Partitioner::IPDParser Class Reference

#include <Partitioner.h>

Collaboration diagram for Partitioner::IPDParser:

Collaboration graph
[legend]
List of all members.

Detailed Description

This is the parser for the instruction partitioning data (IPD) files.

These files are text-based descriptions of the functions and basic blocks used by the partitioner and allow the user to seed the partitioner with additional information that is not otherwise available to the partitioner.

For instance, the analyst may know that a function begins at a certain virtual address but for some reason the partitioner does not discover this address in its normal mode of operation. The analyst can create an IPD file that describes the function so that the Partitioning process finds the function.

An IPD file is able to:

The language non-terminals are:

     File := Declaration+
     Declaration := FuncDecl | BlockDecl

     FuncDecl := 'function' Address [Name] [FuncBody]
     FuncBody := '{' FuncStmtList '}'
     FuncStmtList := FuncStmt [';' FuncStmtList]
     FuncStmt := ( Empty | BlockDecl | ReturnSpec )

Exercise set:
A: In the listing below, rewrite the stretch from "scissors-icon: [92, 345, 114, 386]" through "size-option[interactable]: 85: [161, 320, 187, 344]", swapping "mega-menu-panel" for "dropdown-panel" and keeping everything else unchanged.
B: Write the next part of the IPDParser class reference, picking up right after its final line.

Element box annotations
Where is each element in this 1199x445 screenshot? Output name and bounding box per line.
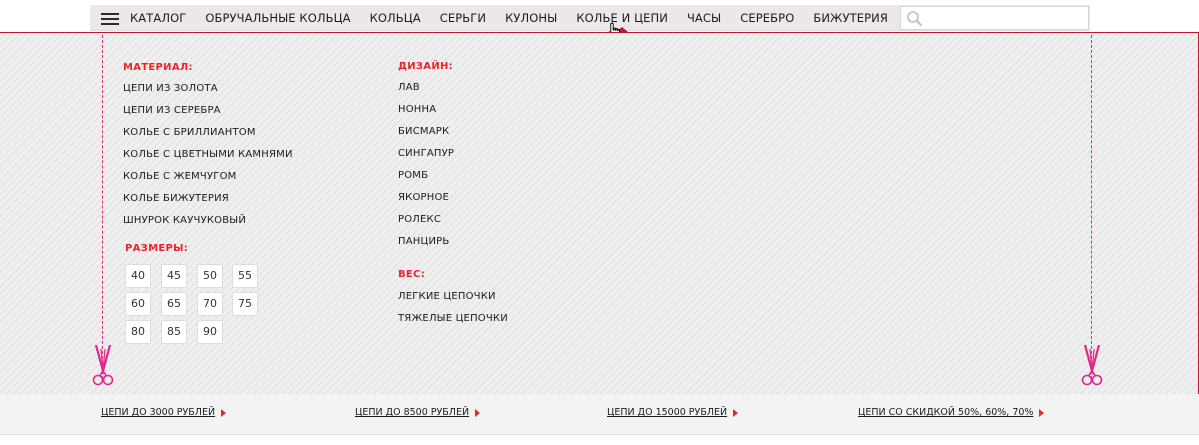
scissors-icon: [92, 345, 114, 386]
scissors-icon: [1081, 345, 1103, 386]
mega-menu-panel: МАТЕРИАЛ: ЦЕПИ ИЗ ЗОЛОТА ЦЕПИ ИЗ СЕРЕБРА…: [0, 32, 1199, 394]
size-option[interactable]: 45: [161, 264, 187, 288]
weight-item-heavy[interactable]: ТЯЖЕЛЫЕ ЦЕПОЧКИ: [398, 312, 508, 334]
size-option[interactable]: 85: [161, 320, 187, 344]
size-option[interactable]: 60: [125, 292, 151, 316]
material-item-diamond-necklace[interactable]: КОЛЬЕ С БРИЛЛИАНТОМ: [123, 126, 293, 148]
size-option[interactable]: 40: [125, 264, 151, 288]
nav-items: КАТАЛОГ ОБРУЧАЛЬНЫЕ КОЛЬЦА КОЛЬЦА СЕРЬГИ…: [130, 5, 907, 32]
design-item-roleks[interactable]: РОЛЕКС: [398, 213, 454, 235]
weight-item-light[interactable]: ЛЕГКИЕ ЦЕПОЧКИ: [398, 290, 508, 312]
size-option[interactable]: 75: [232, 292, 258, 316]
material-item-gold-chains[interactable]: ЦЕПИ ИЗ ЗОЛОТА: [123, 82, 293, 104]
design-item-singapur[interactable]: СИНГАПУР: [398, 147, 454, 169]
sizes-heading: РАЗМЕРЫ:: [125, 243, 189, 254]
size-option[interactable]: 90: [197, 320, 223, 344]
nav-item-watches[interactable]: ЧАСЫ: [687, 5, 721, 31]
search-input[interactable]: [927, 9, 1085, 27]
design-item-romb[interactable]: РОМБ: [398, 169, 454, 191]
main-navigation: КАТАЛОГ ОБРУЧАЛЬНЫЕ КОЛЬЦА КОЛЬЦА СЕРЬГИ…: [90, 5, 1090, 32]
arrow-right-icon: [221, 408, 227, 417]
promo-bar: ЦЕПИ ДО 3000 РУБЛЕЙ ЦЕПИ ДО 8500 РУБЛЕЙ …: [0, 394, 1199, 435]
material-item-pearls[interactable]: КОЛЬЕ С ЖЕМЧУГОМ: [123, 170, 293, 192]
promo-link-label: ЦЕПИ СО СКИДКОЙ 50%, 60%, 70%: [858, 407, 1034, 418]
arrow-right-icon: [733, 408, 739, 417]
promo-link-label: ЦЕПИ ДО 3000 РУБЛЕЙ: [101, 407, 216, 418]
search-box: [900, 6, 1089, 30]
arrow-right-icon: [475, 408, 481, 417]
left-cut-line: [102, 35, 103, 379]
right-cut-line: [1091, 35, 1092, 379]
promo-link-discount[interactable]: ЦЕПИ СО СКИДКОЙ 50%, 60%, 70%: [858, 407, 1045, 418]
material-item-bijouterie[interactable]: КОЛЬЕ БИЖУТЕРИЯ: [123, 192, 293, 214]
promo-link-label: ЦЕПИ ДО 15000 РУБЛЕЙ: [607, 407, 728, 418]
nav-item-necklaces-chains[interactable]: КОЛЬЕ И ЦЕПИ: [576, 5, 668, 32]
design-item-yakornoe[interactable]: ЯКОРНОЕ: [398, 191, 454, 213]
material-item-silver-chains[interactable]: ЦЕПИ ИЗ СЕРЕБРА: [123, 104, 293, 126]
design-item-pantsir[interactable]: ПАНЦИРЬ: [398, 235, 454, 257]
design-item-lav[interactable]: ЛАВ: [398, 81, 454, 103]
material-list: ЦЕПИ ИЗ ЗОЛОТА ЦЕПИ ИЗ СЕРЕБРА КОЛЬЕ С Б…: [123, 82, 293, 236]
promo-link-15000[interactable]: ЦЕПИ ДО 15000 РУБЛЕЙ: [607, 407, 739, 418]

Outputs by task:
A:
scissors-icon: [92, 345, 114, 386]
scissors-icon: [1081, 345, 1103, 386]
dropdown-panel: МАТЕРИАЛ: ЦЕПИ ИЗ ЗОЛОТА ЦЕПИ ИЗ СЕРЕБРА…: [0, 32, 1199, 394]
size-option[interactable]: 45: [161, 264, 187, 288]
weight-item-heavy[interactable]: ТЯЖЕЛЫЕ ЦЕПОЧКИ: [398, 312, 508, 334]
size-option[interactable]: 85: [161, 320, 187, 344]

B:
     ReturnSpec := 'return' | 'returns' | 'noreturn'

     BlockDecl := 'block' Address Integer [BlockBody]
     BlockBody := '{' BlockStmtList '}'
     BlockStmtList := BlockStmt [';' BlockStmtList]
     BlockStmt := ( Empty | Alias | Successors ) ';'
     Alias := 'alias' Address
     Successors := ('successor' | 'successors') [SuccessorAddrList|AssemblyCode]
     SuccessorAddrList := AddressList | AddressList '...' | '...'

     AddressList := Address ( ',' AddressList )*
     Address: Integer
     Integer: DECIMAL_INTEGER | OCTAL_INTEGER | HEXADECIMAL_INTEGER
     Name: STRING
     AssemblyCode: asm '{' ASSEMBLY '}'

Language terminals:

     HEXADECIMAL_INTEGER: as in C, for example: 0x08045fe2
     OCTAL_INTEGER: as in C, for example, 0775
     DECIMAL_INTEGER: as in C, for example, 1234
     STRING: double quoted. Use backslash to escape embedded double quotes
     ASSEMBLY: x86 assembly instructions (must contain balanced curly braces, if any)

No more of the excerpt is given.